** start SUPPLIED PASSAGE **

Happy Valentine’s Day! And now, a book review about love:
Book critic, William Deresiewicz, in The New York Times, wrote that Jeffrey Eugenides’ The Marriage Plot was not about marriage, or even love at all, but like his other novels, was primarily about “the drama of coming of age.” This review was laced with acidic undertones of condescension and a just-below-the-surface but obvious dislike of most of Eugenides’ work. As an aside, I am never completely smitten with an author’s work. There is always something about it that I don’t like. You don’t spend your life criticizing the written word and retain the ability to turn that off. Regardless, I will never write a negative book review. I don’t believe it is helpful to anyone, least of all the author. If I really looked down upon that author’s work, my agenda would be better served to keep mum about the author altogether. The worst review is no review, in my mind.
Anyway, Deresiewicz’s interpretation of this novel was precisely my own…at first. I felt exactly the same way. I’d listened to the audio performance, and after the last words, I looked around at the NJ Turnpike and thought, and? On the surface, this novel is about a trio of college kids who graduate and then try and figure out life, love and opportunity. Nothing actually comes to pass. Nobody appears to make any sort of satisfying transformation. In fact, nobody gets what they want, either. Then, sitting in traffic, I listened to a short, accompanying interview with Eugenides, which I thought would shed some light on what he was trying to do with The Marriage Plot. It ended by the time traffic started moving, leaving the novel unilluminated. I lit a cigarette and wrote off Eugenides, deciding not to read the next book he publishes a decade from now (he writes a book every ten years or so.)
Never before have I found the aftertaste of a novel to be more powerful than the novel itself. In the days that followed my reading of The Marriage Plot, the novel sank into my brain like a slow wave of awareness overcoming me. Bits of it would return and smack me in the face as I looked at love and life around me. Deresiewicz entirely missed the point. This was not a novel about young people finding their way in the world, it was a novel about the consequentiality of love in our time. The marriage plot refers to the structure of a Victorian novel in which marriage was the be-all and end-all. The finality of marriage in that time was what made it so important and so dramatic and so weighty for the characters to get married or to pursue that. It was the ultimate goal of love, a move to secure financial goals, societal goals and familial expectations. The love itself was really sort of secondary. Now, Eugenides subtly but brilliantly asserts in his novel, the consequentiality of our love is not what we do with it, but what it does to us. With marriage stripped of its weight, becoming a sort of romantic, knee-jerk impulse or a strategic financial move, love takes on a life and weight of its own. While love was once a vehicle used to travel to marriage, it is now a vehicle to travel to transformation, which is not a destination or an end-goal at all, but an on-going journey. It’s about the journey, not really where you end up, which is why in Eugenides’ novel, nobody ends up anywhere. They continue their journey.

** end SUPPLIED PASSAGE **
** start INFORMATION SHOWN **

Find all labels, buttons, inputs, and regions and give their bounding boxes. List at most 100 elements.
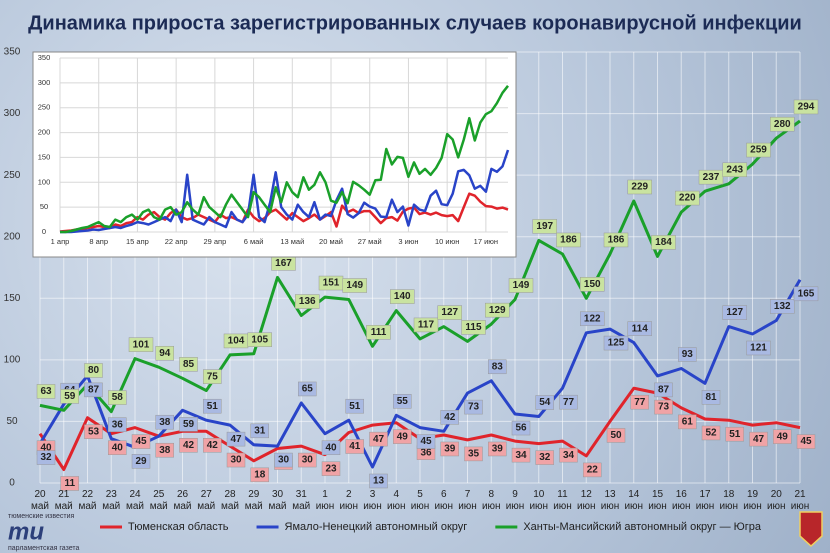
data-label-box (36, 384, 56, 399)
legend-label: Ханты-Мансийский автономный округ — Югра (523, 521, 762, 533)
data-label: 115 (465, 322, 482, 333)
y-tick-label: 50 (40, 202, 48, 211)
data-label: 122 (584, 313, 601, 324)
data-label-box (413, 317, 439, 333)
data-label-box (603, 232, 629, 248)
data-label-box (128, 337, 154, 352)
data-label: 58 (112, 392, 124, 403)
data-label: 40 (40, 442, 52, 453)
series-line (60, 149, 510, 234)
data-label-box (583, 462, 602, 478)
data-label-box (108, 417, 127, 432)
data-label-box (701, 425, 721, 441)
data-label: 75 (207, 371, 219, 382)
data-label-box (488, 359, 507, 375)
data-label-box (155, 442, 174, 458)
x-tick-label: 20 май (319, 237, 343, 246)
x-tick-label: 20 июн (766, 489, 786, 512)
data-label: 294 (798, 102, 815, 113)
series-line (59, 192, 509, 233)
data-label: 51 (349, 401, 361, 412)
data-label-box (437, 305, 462, 320)
y-tick-label: 200 (38, 128, 51, 137)
data-label-box (627, 179, 652, 195)
data-label: 184 (655, 237, 672, 248)
y-tick-label: 200 (4, 231, 21, 242)
chart-title: Динамика прироста зарегистрированных слу… (28, 12, 802, 34)
data-label-box (654, 382, 673, 398)
x-tick-label: 24 май (125, 489, 145, 512)
data-label: 30 (278, 455, 290, 466)
data-label: 87 (88, 385, 100, 396)
x-tick-label: 10 июн (529, 489, 549, 512)
data-label: 52 (705, 428, 717, 439)
data-label: 47 (230, 434, 242, 445)
data-label-box (155, 414, 174, 430)
data-label-box (535, 395, 554, 410)
data-label-box (393, 394, 412, 409)
data-label-box (321, 440, 341, 455)
data-label-box (274, 452, 293, 468)
data-label: 42 (183, 440, 195, 451)
y-tick-label: 150 (4, 293, 21, 304)
data-label-box (535, 450, 554, 465)
data-label: 34 (515, 450, 527, 461)
x-tick-label: 29 май (244, 489, 263, 512)
data-label: 117 (418, 320, 435, 331)
x-tick-label: 1 июн (315, 489, 335, 512)
data-label: 105 (251, 334, 268, 345)
data-label-box (580, 277, 605, 292)
data-label-box (108, 390, 127, 405)
x-tick-label: 9 июн (505, 489, 525, 512)
data-label-box (250, 423, 269, 439)
x-tick-label: 17 июн (474, 237, 498, 246)
x-tick-label: 1 апр (51, 237, 70, 246)
x-tick-label: 7 июн (458, 489, 477, 512)
x-tick-label: 18 июн (719, 489, 739, 512)
x-tick-label: 14 июн (624, 489, 644, 512)
x-tick-label: 13 май (280, 237, 304, 246)
data-label-box (390, 289, 415, 304)
data-label-box (511, 420, 531, 436)
x-tick-label: 2 июн (339, 489, 359, 512)
data-label-box (770, 299, 795, 314)
data-label: 61 (682, 417, 694, 428)
x-tick-label: 17 июн (695, 489, 715, 512)
data-label: 47 (753, 434, 765, 445)
data-label: 80 (88, 365, 100, 376)
data-label: 49 (777, 431, 789, 442)
data-label-box (298, 381, 317, 397)
x-tick-label: 11 июн (553, 489, 572, 512)
x-tick-label: 22 май (78, 489, 97, 512)
logo-text: парламентская газета (8, 545, 79, 552)
logo-text: тюменские известия (8, 513, 75, 520)
data-label-box (627, 321, 652, 336)
data-label-box (698, 169, 724, 185)
x-tick-label: 6 май (244, 237, 264, 246)
y-tick-label: 100 (38, 177, 51, 186)
data-label: 81 (705, 392, 717, 403)
data-label-box (654, 399, 673, 415)
data-label-box (603, 335, 629, 351)
data-label-box (36, 450, 56, 465)
data-label: 42 (444, 412, 456, 423)
data-label: 94 (159, 348, 171, 359)
x-tick-label: 31 май (292, 489, 311, 512)
data-label: 151 (323, 278, 340, 289)
data-label-box (532, 219, 557, 234)
data-label-box (60, 476, 79, 491)
data-label: 125 (608, 338, 625, 349)
y-tick-label: 300 (4, 108, 21, 119)
data-label-box (793, 286, 819, 302)
data-label: 83 (492, 361, 504, 372)
series-line (39, 119, 801, 414)
data-label: 50 (610, 430, 622, 441)
x-tick-label: 27 май (358, 237, 382, 246)
data-label-box (793, 99, 819, 115)
y-tick-label: 150 (38, 152, 51, 161)
data-label-box (722, 305, 747, 320)
data-label: 38 (159, 417, 171, 428)
data-label: 259 (750, 145, 767, 156)
x-tick-label: 27 май (197, 489, 216, 512)
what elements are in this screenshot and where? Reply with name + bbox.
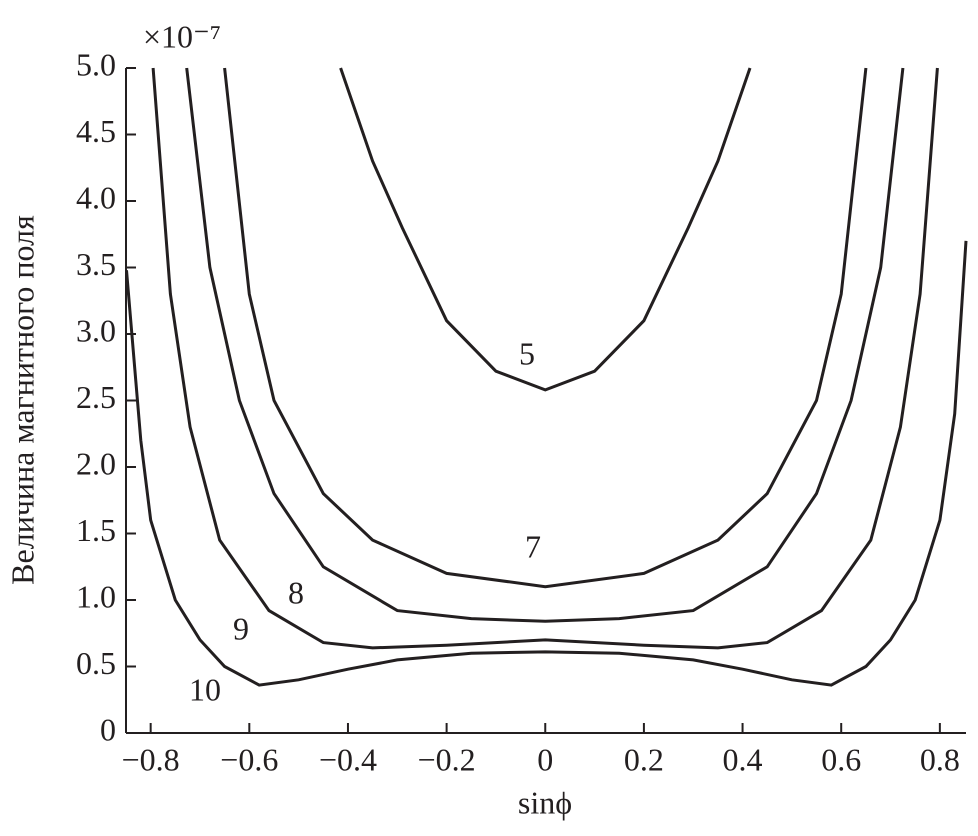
line xyxy=(223,67,868,589)
y-tick-label: 4.0 xyxy=(76,179,116,215)
y-offset-text: ×10⁻⁷ xyxy=(143,18,221,54)
line xyxy=(125,240,968,687)
y-tick-label: 3.5 xyxy=(76,246,116,282)
y-tick-label: 1.0 xyxy=(76,578,116,614)
series-label: 7 xyxy=(525,528,541,564)
series-label: 10 xyxy=(189,671,221,707)
y-tick-label: 1.5 xyxy=(76,512,116,548)
y-tick-label: 2.5 xyxy=(76,379,116,415)
x-tick-label: 0.2 xyxy=(624,741,664,777)
line xyxy=(339,67,752,392)
series-label: 9 xyxy=(233,610,249,646)
y-tick-label: 5.0 xyxy=(76,46,116,82)
line xyxy=(151,67,939,650)
y-tick-label: 2.0 xyxy=(76,445,116,481)
x-axis-label: sinϕ xyxy=(518,784,572,820)
y-tick-label: 0 xyxy=(100,711,116,747)
x-tick-label: 0 xyxy=(537,741,553,777)
y-tick-label: 3.0 xyxy=(76,312,116,348)
x-tick-label: −0.6 xyxy=(220,741,278,777)
series-label: 8 xyxy=(288,574,304,610)
x-tick-label: −0.8 xyxy=(122,741,180,777)
x-tick-label: 0.6 xyxy=(821,741,861,777)
y-axis-label: Величина магнитного поля xyxy=(4,215,40,585)
x-tick-label: −0.2 xyxy=(418,741,476,777)
line xyxy=(185,67,905,623)
series-label: 5 xyxy=(519,335,535,371)
x-tick-label: 0.8 xyxy=(920,741,960,777)
y-tick-label: 4.5 xyxy=(76,113,116,149)
y-tick-label: 0.5 xyxy=(76,645,116,681)
x-tick-label: 0.4 xyxy=(723,741,763,777)
x-tick-label: −0.4 xyxy=(319,741,377,777)
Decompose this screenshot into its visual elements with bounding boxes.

** end INFORMATION SHOWN **

__ACTIONS TO TAKE__.
1. According to the review, what does "the marriage plot" refer to?
2. List every goal or expectation that, according to the review, marriage was a move to secure in the Victorian era.
The rows were taken from a separate source and have no connection to the review.

__RESPONSES TO THE TASKS__.
1. It refers to the structure of a Victorian novel in which marriage was the be-all and end-all.

2. Financial goals, societal goals, and familial expectations.